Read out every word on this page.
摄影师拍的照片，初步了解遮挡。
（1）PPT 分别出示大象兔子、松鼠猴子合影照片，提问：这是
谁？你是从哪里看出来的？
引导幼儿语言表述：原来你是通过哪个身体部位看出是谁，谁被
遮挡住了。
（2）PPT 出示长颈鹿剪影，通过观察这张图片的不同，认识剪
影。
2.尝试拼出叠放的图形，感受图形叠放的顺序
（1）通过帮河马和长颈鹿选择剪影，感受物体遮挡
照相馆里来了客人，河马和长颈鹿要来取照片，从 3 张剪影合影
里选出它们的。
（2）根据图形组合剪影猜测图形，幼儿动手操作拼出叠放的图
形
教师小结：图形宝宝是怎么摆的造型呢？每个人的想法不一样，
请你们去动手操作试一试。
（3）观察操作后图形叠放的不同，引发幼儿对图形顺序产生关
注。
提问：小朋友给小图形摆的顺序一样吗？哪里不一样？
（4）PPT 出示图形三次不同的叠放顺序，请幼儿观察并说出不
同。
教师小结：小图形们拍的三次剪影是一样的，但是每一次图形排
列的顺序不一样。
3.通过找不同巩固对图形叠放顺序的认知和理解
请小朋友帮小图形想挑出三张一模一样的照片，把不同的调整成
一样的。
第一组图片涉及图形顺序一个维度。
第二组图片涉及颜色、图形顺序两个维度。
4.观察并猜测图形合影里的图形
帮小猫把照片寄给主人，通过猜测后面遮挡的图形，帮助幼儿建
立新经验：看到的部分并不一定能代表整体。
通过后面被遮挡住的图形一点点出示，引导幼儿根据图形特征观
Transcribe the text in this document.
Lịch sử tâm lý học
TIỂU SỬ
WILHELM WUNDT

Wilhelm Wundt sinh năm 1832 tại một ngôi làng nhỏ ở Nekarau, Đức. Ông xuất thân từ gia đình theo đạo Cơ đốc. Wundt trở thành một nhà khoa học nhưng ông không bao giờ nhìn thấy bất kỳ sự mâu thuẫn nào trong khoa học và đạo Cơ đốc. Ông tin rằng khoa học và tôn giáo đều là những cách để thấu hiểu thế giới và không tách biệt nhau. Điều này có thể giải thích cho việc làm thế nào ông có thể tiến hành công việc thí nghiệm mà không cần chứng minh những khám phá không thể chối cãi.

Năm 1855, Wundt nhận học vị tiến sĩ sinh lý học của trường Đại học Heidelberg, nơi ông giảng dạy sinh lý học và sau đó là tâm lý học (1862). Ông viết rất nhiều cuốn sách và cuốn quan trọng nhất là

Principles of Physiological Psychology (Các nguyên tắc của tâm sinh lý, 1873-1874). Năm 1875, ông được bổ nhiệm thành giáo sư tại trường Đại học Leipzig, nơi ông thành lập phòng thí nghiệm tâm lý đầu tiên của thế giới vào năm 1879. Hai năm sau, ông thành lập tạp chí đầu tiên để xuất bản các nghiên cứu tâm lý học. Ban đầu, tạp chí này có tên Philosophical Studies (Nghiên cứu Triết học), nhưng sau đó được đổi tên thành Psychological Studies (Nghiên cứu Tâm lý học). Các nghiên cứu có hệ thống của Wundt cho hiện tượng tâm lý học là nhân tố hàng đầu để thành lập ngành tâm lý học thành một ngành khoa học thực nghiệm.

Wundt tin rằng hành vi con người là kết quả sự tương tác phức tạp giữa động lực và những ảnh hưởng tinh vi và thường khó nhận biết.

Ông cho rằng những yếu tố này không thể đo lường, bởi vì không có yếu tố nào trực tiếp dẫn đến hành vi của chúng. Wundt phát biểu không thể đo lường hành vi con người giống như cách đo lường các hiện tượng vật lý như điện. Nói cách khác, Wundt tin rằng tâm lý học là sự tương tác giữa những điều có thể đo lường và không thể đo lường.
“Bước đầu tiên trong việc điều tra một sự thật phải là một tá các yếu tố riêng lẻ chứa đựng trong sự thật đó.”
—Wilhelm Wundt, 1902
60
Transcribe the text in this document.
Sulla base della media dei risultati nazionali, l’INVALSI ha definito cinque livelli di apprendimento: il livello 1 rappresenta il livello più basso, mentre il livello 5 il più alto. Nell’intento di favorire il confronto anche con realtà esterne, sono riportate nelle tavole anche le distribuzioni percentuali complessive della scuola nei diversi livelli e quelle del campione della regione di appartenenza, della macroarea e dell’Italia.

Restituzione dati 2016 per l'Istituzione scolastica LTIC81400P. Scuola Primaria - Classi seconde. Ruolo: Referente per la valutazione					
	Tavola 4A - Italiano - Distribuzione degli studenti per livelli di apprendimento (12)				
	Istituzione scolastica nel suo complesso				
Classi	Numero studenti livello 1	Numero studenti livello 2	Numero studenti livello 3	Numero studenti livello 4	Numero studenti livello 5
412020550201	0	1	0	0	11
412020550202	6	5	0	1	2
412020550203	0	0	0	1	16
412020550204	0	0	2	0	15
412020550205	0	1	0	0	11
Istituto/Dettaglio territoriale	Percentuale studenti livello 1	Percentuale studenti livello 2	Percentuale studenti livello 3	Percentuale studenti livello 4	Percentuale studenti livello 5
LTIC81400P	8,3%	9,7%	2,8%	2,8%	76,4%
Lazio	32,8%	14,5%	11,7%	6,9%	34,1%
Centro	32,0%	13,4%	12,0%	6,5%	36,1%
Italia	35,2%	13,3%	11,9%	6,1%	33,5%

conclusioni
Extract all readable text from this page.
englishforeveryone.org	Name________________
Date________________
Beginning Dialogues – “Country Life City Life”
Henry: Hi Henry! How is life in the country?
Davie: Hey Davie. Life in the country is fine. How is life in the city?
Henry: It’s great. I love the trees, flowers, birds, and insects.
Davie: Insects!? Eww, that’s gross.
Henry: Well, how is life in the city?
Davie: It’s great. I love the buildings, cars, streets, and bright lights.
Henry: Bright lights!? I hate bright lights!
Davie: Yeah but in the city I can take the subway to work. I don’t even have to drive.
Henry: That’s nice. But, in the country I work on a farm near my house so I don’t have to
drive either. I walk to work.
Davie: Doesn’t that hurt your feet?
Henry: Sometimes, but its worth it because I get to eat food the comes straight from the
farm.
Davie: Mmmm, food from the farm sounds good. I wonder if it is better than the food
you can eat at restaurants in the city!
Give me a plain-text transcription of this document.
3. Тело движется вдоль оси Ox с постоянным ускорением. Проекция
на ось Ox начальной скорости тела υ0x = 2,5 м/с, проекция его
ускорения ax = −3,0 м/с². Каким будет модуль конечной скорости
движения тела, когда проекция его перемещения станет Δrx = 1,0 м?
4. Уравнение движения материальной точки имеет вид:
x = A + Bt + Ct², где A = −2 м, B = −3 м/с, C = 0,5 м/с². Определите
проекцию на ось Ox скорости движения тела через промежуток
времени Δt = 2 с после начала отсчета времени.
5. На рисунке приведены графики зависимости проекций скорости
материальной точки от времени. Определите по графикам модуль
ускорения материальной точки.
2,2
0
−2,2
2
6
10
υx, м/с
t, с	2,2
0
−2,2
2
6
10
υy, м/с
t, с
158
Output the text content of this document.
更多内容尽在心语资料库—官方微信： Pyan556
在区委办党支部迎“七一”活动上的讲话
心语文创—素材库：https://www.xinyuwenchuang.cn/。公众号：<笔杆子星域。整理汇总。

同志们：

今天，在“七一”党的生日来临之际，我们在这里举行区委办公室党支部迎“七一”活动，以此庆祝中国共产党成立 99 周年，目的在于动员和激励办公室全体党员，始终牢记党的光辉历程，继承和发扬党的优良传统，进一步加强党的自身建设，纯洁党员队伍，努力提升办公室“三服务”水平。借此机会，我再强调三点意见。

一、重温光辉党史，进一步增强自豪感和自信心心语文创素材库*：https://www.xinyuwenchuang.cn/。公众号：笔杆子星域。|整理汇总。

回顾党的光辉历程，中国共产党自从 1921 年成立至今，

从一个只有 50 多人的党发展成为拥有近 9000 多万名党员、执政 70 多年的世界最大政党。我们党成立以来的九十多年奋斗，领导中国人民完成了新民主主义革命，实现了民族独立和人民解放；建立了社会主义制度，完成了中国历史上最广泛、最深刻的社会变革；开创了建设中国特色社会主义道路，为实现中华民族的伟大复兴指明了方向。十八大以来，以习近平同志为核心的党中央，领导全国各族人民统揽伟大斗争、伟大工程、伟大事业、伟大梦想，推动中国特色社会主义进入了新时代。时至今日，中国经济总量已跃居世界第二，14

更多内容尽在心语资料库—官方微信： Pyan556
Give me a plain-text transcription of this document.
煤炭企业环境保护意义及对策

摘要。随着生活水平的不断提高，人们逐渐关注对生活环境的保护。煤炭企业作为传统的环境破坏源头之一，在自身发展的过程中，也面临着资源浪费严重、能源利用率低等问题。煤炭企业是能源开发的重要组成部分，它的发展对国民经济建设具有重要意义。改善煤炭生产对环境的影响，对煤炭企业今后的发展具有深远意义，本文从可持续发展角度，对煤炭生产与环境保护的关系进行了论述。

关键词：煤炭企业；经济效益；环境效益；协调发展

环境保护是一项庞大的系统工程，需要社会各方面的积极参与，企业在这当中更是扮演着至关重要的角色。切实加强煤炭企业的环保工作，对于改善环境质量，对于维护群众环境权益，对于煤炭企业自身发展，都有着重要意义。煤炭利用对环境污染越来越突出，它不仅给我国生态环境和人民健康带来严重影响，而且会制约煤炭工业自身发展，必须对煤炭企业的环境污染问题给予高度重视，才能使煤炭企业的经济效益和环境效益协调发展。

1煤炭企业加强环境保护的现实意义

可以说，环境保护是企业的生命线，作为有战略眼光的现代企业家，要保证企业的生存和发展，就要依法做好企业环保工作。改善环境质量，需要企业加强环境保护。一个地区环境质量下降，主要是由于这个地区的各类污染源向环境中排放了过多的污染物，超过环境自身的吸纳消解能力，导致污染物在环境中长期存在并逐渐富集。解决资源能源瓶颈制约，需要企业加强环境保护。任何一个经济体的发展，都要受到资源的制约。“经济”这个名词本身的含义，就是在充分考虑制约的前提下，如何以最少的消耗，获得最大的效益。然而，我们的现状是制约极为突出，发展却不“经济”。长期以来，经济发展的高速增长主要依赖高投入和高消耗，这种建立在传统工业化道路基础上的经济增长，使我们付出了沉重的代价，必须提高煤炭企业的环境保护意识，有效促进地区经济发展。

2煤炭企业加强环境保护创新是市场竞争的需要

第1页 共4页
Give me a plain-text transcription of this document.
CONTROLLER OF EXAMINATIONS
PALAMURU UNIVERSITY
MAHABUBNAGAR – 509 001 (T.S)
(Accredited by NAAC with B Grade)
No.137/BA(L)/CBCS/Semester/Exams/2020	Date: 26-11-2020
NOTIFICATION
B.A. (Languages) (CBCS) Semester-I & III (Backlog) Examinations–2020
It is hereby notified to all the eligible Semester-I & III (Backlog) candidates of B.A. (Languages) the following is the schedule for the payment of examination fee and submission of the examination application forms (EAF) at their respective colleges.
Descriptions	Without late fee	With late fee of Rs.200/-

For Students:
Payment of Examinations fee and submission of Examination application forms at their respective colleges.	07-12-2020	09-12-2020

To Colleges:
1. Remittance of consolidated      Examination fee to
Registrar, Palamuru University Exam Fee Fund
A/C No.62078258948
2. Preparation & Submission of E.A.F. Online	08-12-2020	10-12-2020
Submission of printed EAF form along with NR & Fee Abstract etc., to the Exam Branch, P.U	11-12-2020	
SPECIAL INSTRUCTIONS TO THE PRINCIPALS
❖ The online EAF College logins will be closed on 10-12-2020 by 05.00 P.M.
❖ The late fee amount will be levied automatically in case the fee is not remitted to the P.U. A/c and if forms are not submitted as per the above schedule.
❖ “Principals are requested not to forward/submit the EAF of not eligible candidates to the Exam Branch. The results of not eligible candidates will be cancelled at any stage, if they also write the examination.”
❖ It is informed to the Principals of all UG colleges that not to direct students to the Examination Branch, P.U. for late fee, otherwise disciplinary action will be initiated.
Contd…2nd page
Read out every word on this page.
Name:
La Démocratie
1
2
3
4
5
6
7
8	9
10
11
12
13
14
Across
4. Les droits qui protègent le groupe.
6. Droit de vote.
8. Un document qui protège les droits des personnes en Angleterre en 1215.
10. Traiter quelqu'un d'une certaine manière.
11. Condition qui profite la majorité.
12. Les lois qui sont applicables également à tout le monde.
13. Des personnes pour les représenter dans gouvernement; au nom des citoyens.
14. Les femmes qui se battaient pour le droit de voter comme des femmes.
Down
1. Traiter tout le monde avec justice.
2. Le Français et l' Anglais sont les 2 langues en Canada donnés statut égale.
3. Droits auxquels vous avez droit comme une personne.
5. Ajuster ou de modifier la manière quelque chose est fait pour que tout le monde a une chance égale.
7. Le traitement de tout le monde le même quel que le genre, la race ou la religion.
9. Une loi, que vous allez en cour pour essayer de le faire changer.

______________________________

• **Challenge**
Pick out all lines containing the string "scolastica".

• **Reply**
Restituzione dati 2016 per l'Istituzione scolastica LTIC81400P. Scuola Primaria - Classi seconde. Ruolo: Referente per la valutazione					
	Istituzione scolastica nel suo complesso				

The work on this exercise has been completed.